(Dataset excerpts)

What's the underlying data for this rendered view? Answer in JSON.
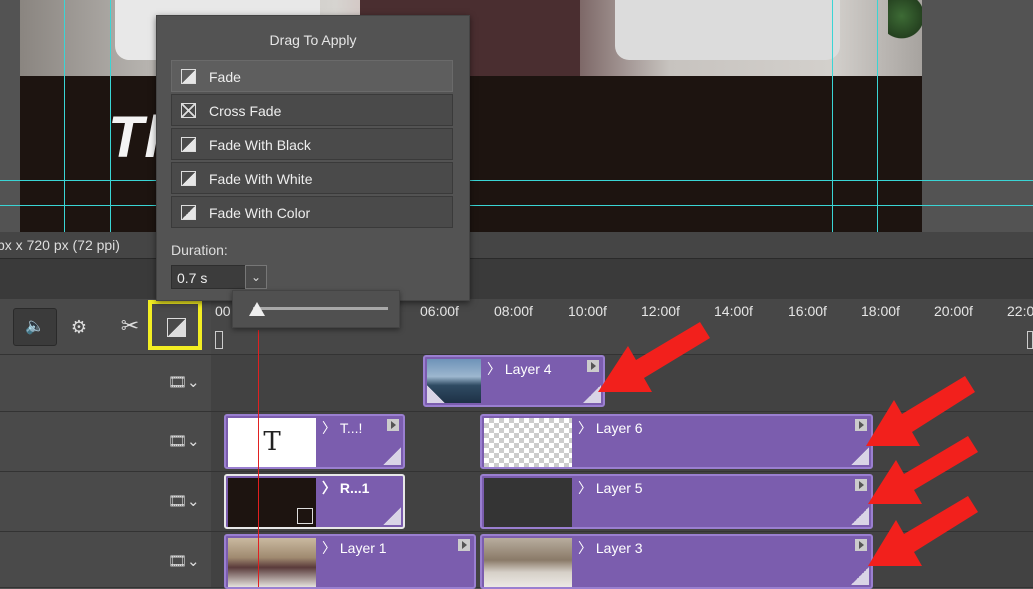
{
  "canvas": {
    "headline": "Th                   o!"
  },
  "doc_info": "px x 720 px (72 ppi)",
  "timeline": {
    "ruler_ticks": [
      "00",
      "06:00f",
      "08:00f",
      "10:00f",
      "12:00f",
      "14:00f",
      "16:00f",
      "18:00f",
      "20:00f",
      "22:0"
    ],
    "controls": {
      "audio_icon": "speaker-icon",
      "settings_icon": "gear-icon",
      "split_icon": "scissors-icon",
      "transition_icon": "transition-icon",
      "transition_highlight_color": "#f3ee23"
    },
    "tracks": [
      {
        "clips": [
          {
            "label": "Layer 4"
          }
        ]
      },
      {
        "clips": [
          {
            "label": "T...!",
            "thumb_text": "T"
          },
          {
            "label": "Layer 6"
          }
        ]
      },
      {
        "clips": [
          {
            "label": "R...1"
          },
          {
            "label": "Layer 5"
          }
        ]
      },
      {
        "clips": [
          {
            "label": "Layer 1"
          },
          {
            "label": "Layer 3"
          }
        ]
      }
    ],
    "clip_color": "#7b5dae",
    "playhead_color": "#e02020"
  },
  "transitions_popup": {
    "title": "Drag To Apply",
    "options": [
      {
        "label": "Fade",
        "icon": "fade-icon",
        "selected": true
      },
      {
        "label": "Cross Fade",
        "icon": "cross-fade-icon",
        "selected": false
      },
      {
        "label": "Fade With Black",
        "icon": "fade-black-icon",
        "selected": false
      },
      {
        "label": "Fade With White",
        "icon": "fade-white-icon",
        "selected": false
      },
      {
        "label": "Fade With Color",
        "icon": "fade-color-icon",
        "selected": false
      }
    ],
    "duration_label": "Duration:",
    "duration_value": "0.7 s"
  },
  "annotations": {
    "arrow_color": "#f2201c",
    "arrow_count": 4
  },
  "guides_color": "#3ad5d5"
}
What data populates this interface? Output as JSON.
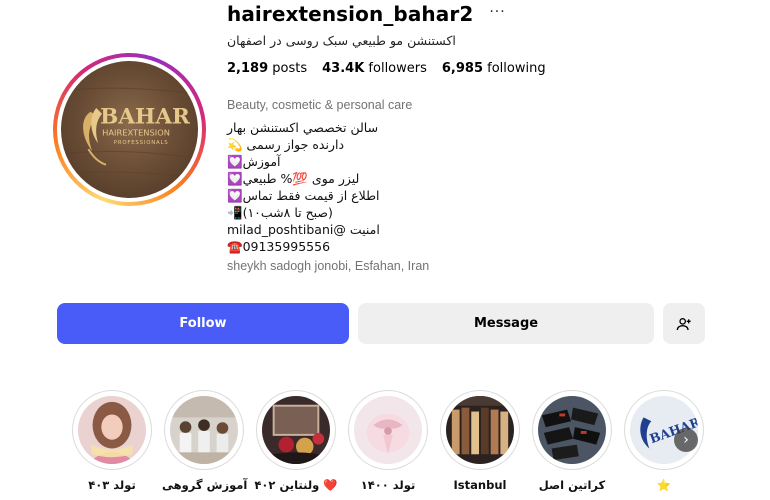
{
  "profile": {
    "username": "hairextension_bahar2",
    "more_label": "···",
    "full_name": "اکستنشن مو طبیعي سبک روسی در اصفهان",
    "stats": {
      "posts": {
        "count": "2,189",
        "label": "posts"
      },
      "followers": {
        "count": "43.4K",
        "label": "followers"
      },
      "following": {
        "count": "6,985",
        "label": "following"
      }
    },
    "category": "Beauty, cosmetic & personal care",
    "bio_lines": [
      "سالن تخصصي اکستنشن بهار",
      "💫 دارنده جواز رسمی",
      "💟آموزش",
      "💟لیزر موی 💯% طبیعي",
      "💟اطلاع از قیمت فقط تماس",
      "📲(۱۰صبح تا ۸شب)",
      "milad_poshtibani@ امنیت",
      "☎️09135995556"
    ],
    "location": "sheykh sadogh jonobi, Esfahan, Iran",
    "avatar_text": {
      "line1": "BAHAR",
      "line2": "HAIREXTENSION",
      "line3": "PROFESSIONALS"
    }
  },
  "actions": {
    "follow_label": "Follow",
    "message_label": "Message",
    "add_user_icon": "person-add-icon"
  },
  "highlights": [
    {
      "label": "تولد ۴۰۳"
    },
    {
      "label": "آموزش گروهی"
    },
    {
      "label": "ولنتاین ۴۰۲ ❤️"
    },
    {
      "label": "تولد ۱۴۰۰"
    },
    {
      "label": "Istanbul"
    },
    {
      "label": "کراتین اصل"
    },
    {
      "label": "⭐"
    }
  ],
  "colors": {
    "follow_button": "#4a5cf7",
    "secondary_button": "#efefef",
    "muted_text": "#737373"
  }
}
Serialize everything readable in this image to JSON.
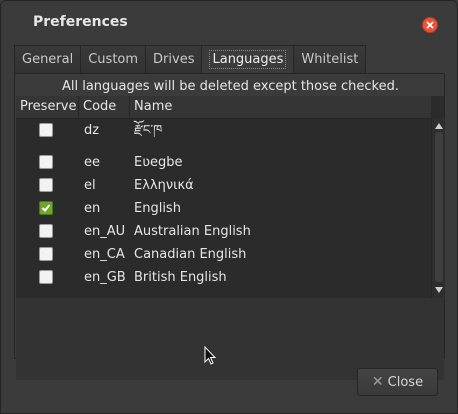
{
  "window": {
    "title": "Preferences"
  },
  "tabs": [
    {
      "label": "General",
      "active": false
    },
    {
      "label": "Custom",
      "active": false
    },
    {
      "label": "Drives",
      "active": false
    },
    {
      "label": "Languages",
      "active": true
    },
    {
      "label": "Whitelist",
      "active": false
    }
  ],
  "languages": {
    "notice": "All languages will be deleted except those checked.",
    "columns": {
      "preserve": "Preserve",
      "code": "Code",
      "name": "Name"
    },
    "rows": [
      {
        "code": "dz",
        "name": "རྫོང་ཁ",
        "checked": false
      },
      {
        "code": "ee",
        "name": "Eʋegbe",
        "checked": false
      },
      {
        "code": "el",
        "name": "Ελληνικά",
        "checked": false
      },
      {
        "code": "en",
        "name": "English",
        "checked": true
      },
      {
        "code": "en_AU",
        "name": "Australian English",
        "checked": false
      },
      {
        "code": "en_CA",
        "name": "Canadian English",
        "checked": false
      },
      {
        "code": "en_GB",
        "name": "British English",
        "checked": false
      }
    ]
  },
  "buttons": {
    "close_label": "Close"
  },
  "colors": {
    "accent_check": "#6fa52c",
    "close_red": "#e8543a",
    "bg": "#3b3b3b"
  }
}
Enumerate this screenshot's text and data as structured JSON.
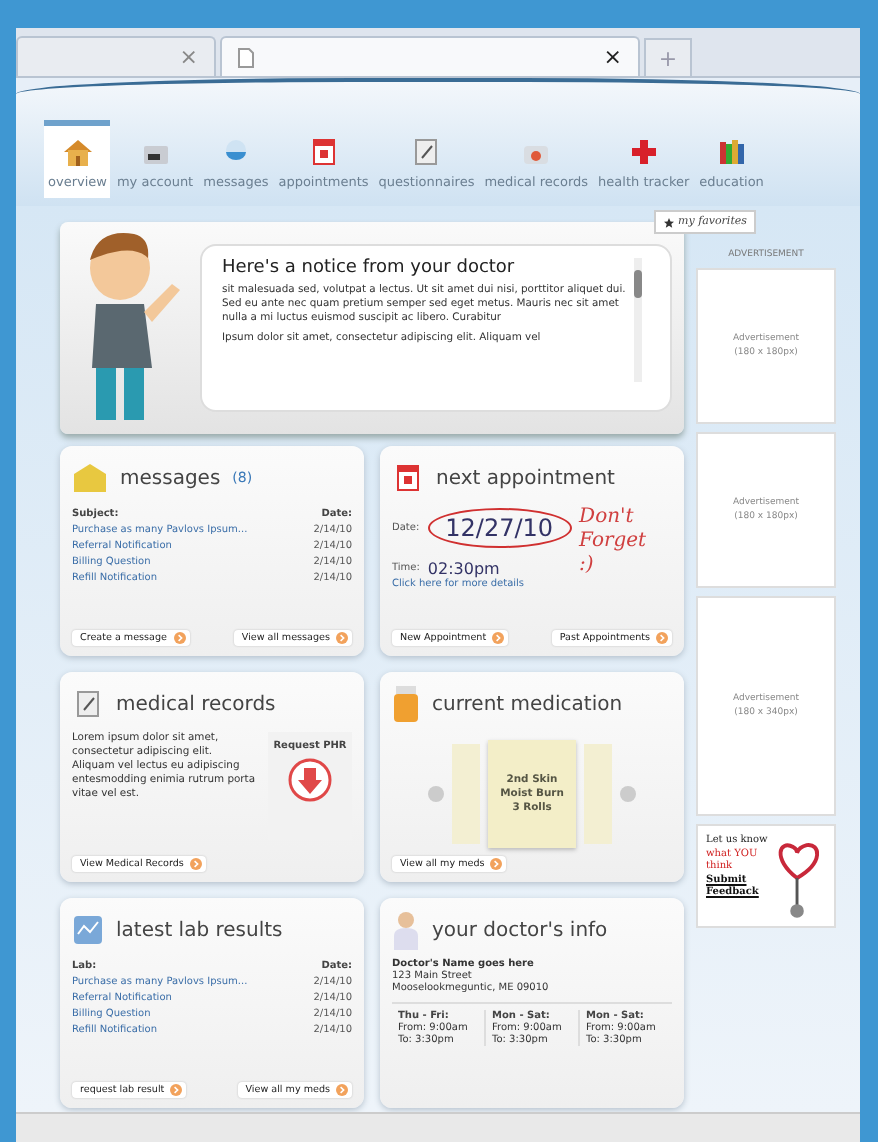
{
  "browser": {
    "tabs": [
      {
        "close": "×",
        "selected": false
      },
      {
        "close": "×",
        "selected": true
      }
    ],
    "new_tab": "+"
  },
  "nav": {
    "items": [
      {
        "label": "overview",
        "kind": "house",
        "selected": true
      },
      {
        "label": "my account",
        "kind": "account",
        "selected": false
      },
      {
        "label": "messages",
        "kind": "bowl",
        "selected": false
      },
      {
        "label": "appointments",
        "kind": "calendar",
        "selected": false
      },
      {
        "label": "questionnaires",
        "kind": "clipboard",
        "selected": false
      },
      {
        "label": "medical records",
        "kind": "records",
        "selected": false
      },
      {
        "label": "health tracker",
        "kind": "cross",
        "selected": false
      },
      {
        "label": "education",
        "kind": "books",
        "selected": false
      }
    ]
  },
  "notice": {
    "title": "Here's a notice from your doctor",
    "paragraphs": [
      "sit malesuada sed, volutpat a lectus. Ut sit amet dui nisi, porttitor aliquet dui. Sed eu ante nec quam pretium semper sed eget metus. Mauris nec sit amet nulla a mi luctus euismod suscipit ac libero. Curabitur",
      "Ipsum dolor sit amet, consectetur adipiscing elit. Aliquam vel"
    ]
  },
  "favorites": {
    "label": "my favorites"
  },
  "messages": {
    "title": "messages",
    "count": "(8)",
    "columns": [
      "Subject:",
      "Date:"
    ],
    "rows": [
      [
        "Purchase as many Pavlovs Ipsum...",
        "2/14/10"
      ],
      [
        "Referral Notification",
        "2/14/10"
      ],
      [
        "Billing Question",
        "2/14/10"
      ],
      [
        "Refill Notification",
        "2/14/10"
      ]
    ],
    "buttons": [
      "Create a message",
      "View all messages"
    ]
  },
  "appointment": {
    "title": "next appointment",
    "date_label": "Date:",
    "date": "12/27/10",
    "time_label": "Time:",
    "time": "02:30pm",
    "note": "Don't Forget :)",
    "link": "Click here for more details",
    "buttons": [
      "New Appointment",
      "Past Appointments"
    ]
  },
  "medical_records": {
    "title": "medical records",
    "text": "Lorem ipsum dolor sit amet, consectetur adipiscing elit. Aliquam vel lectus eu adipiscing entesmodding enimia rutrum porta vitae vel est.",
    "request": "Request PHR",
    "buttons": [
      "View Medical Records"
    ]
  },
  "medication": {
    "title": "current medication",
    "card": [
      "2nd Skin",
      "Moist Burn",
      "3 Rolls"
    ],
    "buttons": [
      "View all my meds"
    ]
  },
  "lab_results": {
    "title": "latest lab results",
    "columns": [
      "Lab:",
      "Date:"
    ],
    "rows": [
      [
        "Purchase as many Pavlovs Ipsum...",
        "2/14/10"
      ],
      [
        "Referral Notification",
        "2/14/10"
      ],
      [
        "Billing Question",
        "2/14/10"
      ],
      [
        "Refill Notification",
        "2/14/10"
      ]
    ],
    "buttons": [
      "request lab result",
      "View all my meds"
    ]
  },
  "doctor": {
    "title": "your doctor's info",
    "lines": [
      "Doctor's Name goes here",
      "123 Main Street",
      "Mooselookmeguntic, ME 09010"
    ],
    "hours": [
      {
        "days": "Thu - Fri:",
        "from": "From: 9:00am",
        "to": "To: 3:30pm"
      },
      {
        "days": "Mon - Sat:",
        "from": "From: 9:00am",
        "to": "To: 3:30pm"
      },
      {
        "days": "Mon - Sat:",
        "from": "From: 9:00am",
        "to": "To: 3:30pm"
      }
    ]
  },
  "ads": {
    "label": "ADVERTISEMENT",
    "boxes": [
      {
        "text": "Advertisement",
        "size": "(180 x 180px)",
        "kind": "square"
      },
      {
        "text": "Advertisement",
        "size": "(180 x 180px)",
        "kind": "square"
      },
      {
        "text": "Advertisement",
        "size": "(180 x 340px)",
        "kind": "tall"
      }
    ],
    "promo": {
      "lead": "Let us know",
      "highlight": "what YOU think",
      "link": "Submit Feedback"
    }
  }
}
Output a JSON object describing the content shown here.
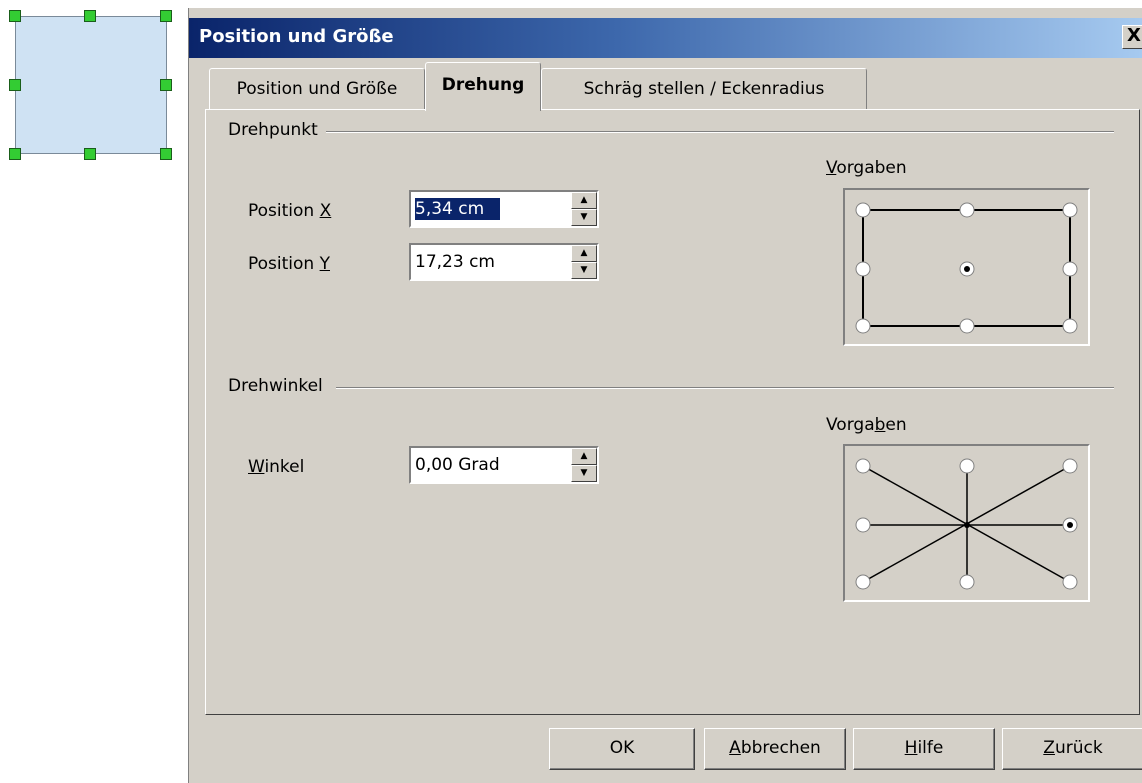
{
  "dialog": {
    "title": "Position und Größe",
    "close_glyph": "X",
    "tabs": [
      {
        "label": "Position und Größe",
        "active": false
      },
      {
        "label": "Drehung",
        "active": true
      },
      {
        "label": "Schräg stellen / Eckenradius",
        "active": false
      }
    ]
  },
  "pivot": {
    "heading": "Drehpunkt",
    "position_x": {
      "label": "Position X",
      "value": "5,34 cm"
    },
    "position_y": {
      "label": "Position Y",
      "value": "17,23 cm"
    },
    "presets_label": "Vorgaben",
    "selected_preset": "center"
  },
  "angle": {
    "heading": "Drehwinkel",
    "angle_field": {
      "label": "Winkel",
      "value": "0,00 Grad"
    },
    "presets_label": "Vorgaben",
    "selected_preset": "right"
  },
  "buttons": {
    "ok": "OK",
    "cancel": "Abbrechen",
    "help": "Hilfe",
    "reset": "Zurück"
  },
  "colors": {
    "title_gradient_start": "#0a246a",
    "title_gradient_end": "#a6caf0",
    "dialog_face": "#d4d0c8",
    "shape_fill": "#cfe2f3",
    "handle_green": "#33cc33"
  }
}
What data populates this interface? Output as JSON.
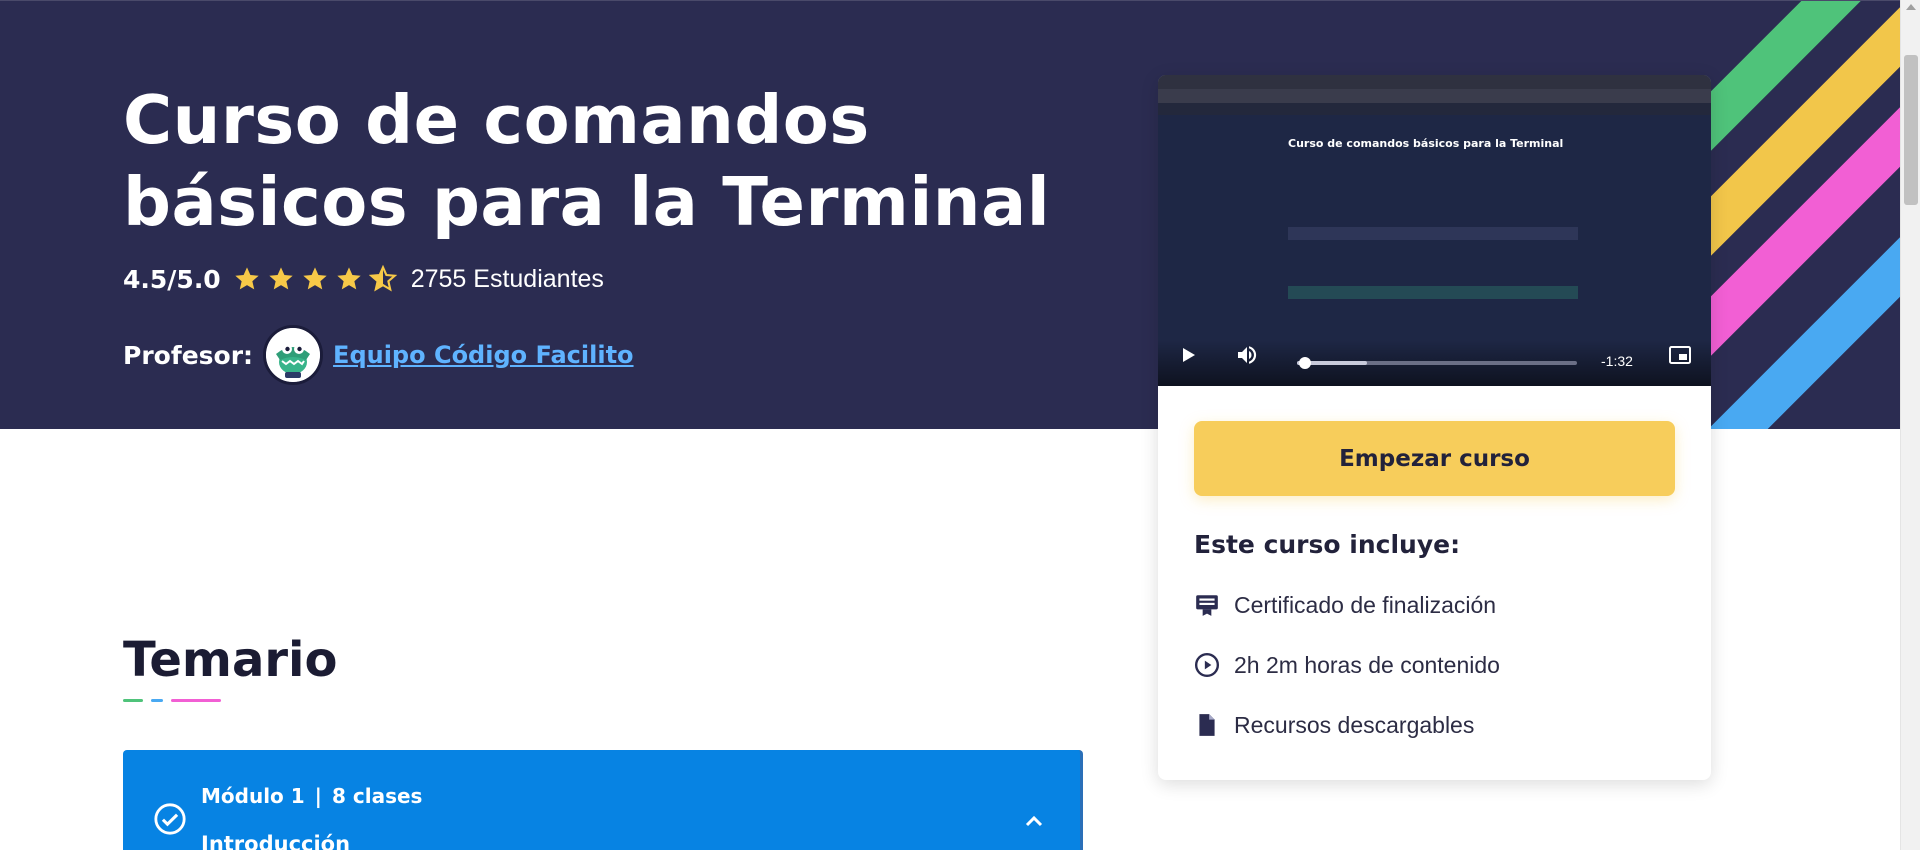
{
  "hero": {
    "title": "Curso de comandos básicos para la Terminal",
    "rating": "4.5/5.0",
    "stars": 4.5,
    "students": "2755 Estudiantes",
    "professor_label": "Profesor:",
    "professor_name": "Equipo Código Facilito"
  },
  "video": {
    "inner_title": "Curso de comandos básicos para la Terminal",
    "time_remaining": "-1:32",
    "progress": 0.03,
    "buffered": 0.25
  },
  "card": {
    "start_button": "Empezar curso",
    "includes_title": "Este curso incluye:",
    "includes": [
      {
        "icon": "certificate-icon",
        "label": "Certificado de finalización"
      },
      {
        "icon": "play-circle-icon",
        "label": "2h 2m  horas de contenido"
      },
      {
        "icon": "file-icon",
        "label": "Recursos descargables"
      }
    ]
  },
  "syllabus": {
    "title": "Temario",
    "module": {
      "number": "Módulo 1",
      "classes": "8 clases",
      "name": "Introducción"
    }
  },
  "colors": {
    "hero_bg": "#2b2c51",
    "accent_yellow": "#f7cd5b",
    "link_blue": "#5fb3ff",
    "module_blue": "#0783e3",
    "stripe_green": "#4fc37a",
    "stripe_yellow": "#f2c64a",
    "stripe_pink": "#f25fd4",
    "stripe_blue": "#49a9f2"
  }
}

AIM OF THE EXERCISE:
From the data above, copy out every line with the string "comandos" in it.

WRITTEN SOLUTION:
    "title": "Curso de comandos básicos para la Terminal",
    "inner_title": "Curso de comandos básicos para la Terminal",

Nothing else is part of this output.